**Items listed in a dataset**
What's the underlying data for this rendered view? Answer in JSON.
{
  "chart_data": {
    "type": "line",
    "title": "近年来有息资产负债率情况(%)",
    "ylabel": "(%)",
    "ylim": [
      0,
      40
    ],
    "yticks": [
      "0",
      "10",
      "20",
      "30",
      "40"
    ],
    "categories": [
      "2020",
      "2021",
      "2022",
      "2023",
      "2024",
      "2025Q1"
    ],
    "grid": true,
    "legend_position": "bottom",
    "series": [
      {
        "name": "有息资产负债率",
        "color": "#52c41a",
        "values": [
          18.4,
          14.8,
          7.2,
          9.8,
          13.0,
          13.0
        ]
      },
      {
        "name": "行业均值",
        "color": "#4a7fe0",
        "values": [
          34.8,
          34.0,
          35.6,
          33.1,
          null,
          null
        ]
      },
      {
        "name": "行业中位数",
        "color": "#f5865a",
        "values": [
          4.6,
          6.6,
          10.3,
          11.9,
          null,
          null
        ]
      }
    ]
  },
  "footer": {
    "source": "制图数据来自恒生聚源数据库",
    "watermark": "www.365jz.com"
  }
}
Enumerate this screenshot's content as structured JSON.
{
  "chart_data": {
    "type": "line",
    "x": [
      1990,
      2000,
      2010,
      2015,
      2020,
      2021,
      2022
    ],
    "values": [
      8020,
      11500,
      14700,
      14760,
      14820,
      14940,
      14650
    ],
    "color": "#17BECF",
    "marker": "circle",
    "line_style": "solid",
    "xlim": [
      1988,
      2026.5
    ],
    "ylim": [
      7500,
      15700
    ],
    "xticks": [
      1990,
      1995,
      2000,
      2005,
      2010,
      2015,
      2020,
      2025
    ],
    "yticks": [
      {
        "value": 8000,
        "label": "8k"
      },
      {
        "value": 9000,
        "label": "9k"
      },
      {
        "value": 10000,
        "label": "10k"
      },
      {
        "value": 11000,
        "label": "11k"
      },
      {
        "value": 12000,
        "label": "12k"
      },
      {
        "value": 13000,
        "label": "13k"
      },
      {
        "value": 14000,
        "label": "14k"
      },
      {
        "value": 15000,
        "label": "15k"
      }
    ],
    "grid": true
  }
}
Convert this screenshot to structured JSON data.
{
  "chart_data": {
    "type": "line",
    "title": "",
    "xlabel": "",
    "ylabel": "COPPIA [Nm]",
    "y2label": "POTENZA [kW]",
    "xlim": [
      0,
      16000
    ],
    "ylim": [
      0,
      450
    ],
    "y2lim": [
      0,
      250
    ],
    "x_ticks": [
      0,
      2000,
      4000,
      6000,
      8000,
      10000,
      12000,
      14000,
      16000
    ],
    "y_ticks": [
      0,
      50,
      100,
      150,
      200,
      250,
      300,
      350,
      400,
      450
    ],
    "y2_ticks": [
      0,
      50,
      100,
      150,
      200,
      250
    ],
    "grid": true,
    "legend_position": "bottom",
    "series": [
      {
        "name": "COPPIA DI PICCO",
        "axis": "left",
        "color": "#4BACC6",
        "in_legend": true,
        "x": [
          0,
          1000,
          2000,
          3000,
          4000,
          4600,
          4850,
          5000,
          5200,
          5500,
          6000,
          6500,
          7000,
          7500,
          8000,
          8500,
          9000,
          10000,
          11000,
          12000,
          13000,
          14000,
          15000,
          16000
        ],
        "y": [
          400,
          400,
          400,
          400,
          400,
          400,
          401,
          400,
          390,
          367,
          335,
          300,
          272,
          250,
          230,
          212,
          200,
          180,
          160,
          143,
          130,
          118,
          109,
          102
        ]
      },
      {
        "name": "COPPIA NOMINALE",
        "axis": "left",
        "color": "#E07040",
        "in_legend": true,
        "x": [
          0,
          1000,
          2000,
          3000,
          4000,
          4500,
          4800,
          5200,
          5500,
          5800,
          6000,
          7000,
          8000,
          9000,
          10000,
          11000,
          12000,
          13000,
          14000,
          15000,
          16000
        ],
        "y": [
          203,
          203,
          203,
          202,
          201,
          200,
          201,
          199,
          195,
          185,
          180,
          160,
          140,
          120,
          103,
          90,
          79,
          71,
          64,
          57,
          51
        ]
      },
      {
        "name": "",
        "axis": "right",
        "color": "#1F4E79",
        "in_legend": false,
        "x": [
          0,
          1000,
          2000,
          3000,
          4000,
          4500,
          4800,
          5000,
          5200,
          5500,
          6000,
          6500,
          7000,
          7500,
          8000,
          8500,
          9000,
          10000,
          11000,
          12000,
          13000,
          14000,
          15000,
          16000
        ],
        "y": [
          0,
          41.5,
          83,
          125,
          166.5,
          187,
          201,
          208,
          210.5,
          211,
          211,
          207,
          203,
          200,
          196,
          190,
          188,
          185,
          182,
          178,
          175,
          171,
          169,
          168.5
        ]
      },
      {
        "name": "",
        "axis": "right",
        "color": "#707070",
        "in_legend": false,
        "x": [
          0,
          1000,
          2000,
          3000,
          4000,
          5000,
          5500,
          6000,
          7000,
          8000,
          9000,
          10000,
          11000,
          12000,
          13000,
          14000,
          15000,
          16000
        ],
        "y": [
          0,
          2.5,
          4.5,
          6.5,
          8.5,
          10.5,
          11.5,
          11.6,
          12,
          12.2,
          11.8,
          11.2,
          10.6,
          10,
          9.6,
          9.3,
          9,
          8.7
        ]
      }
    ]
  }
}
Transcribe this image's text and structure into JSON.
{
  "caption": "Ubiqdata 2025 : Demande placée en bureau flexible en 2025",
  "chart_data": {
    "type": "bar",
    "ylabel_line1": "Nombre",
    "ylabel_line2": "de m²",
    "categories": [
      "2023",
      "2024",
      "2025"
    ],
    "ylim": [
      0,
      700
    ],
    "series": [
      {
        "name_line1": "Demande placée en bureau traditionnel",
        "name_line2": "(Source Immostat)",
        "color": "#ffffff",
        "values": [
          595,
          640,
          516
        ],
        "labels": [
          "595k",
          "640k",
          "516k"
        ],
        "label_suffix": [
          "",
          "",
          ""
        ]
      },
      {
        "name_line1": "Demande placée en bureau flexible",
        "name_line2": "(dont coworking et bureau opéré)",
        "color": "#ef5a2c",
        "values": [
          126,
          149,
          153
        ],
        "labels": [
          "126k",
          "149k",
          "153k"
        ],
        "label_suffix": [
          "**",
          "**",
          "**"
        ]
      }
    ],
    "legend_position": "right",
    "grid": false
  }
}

**TASK DETAILS**
Could you quote the material above in full, exactly as it stands?

**WRITTEN ANSWER**
What's the underlying data for this rendered view? Answer in JSON.
{
  "chart_data": {
    "type": "line",
    "title": "近年来有息资产负债率情况(%)",
    "ylabel": "(%)",
    "ylim": [
      0,
      40
    ],
    "yticks": [
      "0",
      "10",
      "20",
      "30",
      "40"
    ],
    "categories": [
      "2020",
      "2021",
      "2022",
      "2023",
      "2024",
      "2025Q1"
    ],
    "grid": true,
    "legend_position": "bottom",
    "series": [
      {
        "name": "有息资产负债率",
        "color": "#52c41a",
        "values": [
          18.4,
          14.8,
          7.2,
          9.8,
          13.0,
          13.0
        ]
      },
      {
        "name": "行业均值",
        "color": "#4a7fe0",
        "values": [
          34.8,
          34.0,
          35.6,
          33.1,
          null,
          null
        ]
      },
      {
        "name": "行业中位数",
        "color": "#f5865a",
        "values": [
          4.6,
          6.6,
          10.3,
          11.9,
          null,
          null
        ]
      }
    ]
  },
  "footer": {
    "source": "制图数据来自恒生聚源数据库",
    "watermark": "www.365jz.com"
  }
}
Enumerate this screenshot's content as structured JSON.
{
  "chart_data": {
    "type": "line",
    "x": [
      1990,
      2000,
      2010,
      2015,
      2020,
      2021,
      2022
    ],
    "values": [
      8020,
      11500,
      14700,
      14760,
      14820,
      14940,
      14650
    ],
    "color": "#17BECF",
    "marker": "circle",
    "line_style": "solid",
    "xlim": [
      1988,
      2026.5
    ],
    "ylim": [
      7500,
      15700
    ],
    "xticks": [
      1990,
      1995,
      2000,
      2005,
      2010,
      2015,
      2020,
      2025
    ],
    "yticks": [
      {
        "value": 8000,
        "label": "8k"
      },
      {
        "value": 9000,
        "label": "9k"
      },
      {
        "value": 10000,
        "label": "10k"
      },
      {
        "value": 11000,
        "label": "11k"
      },
      {
        "value": 12000,
        "label": "12k"
      },
      {
        "value": 13000,
        "label": "13k"
      },
      {
        "value": 14000,
        "label": "14k"
      },
      {
        "value": 15000,
        "label": "15k"
      }
    ],
    "grid": true
  }
}
Convert this screenshot to structured JSON data.
{
  "chart_data": {
    "type": "line",
    "title": "",
    "xlabel": "",
    "ylabel": "COPPIA [Nm]",
    "y2label": "POTENZA [kW]",
    "xlim": [
      0,
      16000
    ],
    "ylim": [
      0,
      450
    ],
    "y2lim": [
      0,
      250
    ],
    "x_ticks": [
      0,
      2000,
      4000,
      6000,
      8000,
      10000,
      12000,
      14000,
      16000
    ],
    "y_ticks": [
      0,
      50,
      100,
      150,
      200,
      250,
      300,
      350,
      400,
      450
    ],
    "y2_ticks": [
      0,
      50,
      100,
      150,
      200,
      250
    ],
    "grid": true,
    "legend_position": "bottom",
    "series": [
      {
        "name": "COPPIA DI PICCO",
        "axis": "left",
        "color": "#4BACC6",
        "in_legend": true,
        "x": [
          0,
          1000,
          2000,
          3000,
          4000,
          4600,
          4850,
          5000,
          5200,
          5500,
          6000,
          6500,
          7000,
          7500,
          8000,
          8500,
          9000,
          10000,
          11000,
          12000,
          13000,
          14000,
          15000,
          16000
        ],
        "y": [
          400,
          400,
          400,
          400,
          400,
          400,
          401,
          400,
          390,
          367,
          335,
          300,
          272,
          250,
          230,
          212,
          200,
          180,
          160,
          143,
          130,
          118,
          109,
          102
        ]
      },
      {
        "name": "COPPIA NOMINALE",
        "axis": "left",
        "color": "#E07040",
        "in_legend": true,
        "x": [
          0,
          1000,
          2000,
          3000,
          4000,
          4500,
          4800,
          5200,
          5500,
          5800,
          6000,
          7000,
          8000,
          9000,
          10000,
          11000,
          12000,
          13000,
          14000,
          15000,
          16000
        ],
        "y": [
          203,
          203,
          203,
          202,
          201,
          200,
          201,
          199,
          195,
          185,
          180,
          160,
          140,
          120,
          103,
          90,
          79,
          71,
          64,
          57,
          51
        ]
      },
      {
        "name": "",
        "axis": "right",
        "color": "#1F4E79",
        "in_legend": false,
        "x": [
          0,
          1000,
          2000,
          3000,
          4000,
          4500,
          4800,
          5000,
          5200,
          5500,
          6000,
          6500,
          7000,
          7500,
          8000,
          8500,
          9000,
          10000,
          11000,
          12000,
          13000,
          14000,
          15000,
          16000
        ],
        "y": [
          0,
          41.5,
          83,
          125,
          166.5,
          187,
          201,
          208,
          210.5,
          211,
          211,
          207,
          203,
          200,
          196,
          190,
          188,
          185,
          182,
          178,
          175,
          171,
          169,
          168.5
        ]
      },
      {
        "name": "",
        "axis": "right",
        "color": "#707070",
        "in_legend": false,
        "x": [
          0,
          1000,
          2000,
          3000,
          4000,
          5000,
          5500,
          6000,
          7000,
          8000,
          9000,
          10000,
          11000,
          12000,
          13000,
          14000,
          15000,
          16000
        ],
        "y": [
          0,
          2.5,
          4.5,
          6.5,
          8.5,
          10.5,
          11.5,
          11.6,
          12,
          12.2,
          11.8,
          11.2,
          10.6,
          10,
          9.6,
          9.3,
          9,
          8.7
        ]
      }
    ]
  }
}
Transcribe this image's text and structure into JSON.
{
  "caption": "Ubiqdata 2025 : Demande placée en bureau flexible en 2025",
  "chart_data": {
    "type": "bar",
    "ylabel_line1": "Nombre",
    "ylabel_line2": "de m²",
    "categories": [
      "2023",
      "2024",
      "2025"
    ],
    "ylim": [
      0,
      700
    ],
    "series": [
      {
        "name_line1": "Demande placée en bureau traditionnel",
        "name_line2": "(Source Immostat)",
        "color": "#ffffff",
        "values": [
          595,
          640,
          516
        ],
        "labels": [
          "595k",
          "640k",
          "516k"
        ],
        "label_suffix": [
          "",
          "",
          ""
        ]
      },
      {
        "name_line1": "Demande placée en bureau flexible",
        "name_line2": "(dont coworking et bureau opéré)",
        "color": "#ef5a2c",
        "values": [
          126,
          149,
          153
        ],
        "labels": [
          "126k",
          "149k",
          "153k"
        ],
        "label_suffix": [
          "**",
          "**",
          "**"
        ]
      }
    ],
    "legend_position": "right",
    "grid": false
  }
}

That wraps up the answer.